What is asked: In the records below, pick out all lines containing the word "graph".

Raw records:
▼
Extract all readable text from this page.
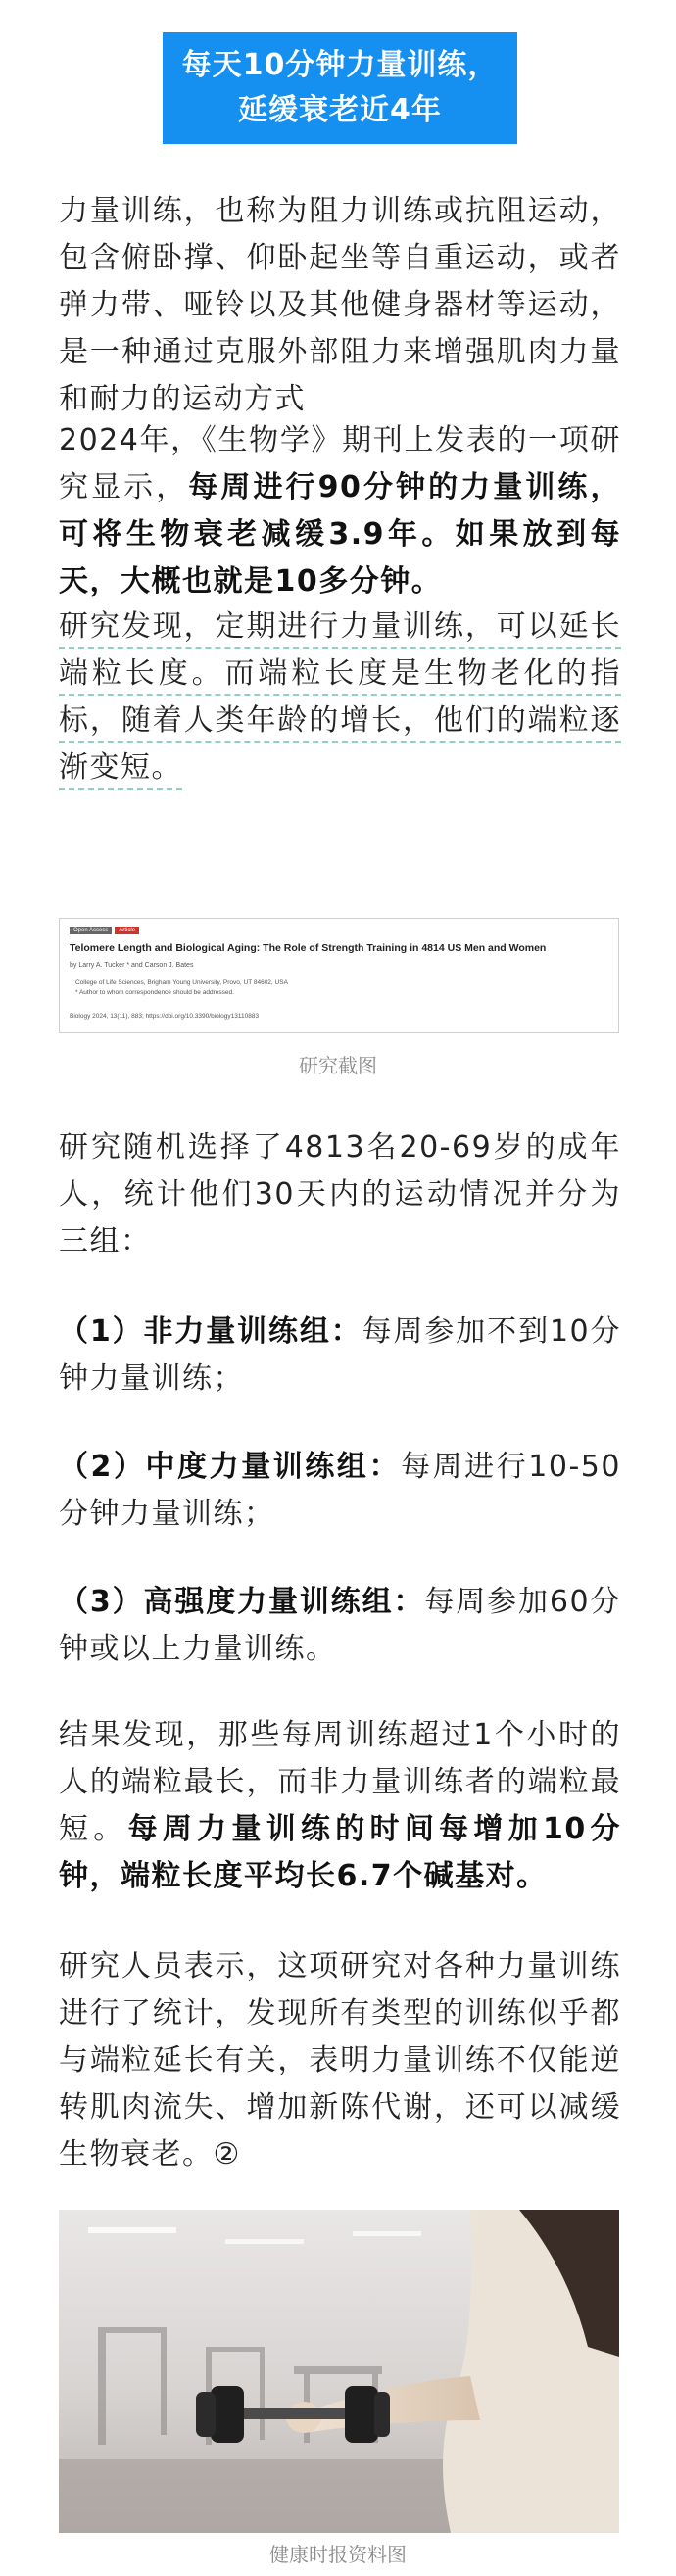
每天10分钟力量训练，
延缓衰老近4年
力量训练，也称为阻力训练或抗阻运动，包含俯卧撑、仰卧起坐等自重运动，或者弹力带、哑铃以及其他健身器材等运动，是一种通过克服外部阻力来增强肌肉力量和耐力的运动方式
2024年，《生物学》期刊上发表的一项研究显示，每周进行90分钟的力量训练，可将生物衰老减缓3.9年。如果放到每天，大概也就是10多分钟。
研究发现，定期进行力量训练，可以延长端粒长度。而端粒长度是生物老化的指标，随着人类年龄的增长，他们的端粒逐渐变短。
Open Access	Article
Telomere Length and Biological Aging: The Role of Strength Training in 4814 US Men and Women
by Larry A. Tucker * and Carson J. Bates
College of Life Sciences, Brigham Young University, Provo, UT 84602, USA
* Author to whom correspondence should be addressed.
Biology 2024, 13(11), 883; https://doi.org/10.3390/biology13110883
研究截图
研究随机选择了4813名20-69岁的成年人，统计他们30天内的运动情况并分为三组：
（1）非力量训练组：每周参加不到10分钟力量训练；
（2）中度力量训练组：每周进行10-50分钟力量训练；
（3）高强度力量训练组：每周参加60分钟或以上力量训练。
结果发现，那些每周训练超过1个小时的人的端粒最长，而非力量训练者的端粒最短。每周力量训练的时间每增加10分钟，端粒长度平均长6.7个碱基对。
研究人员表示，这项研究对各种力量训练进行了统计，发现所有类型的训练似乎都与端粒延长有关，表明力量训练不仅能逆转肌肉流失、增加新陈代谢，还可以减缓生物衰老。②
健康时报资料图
▲
▼
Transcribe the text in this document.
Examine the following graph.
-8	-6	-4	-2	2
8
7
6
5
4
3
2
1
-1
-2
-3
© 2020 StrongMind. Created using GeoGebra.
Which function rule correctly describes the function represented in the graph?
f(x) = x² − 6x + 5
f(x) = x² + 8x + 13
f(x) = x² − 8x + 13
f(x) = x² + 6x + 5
▲
Finished exercise:
Examine the following graph.
Which function rule correctly describes the function represented in the graph?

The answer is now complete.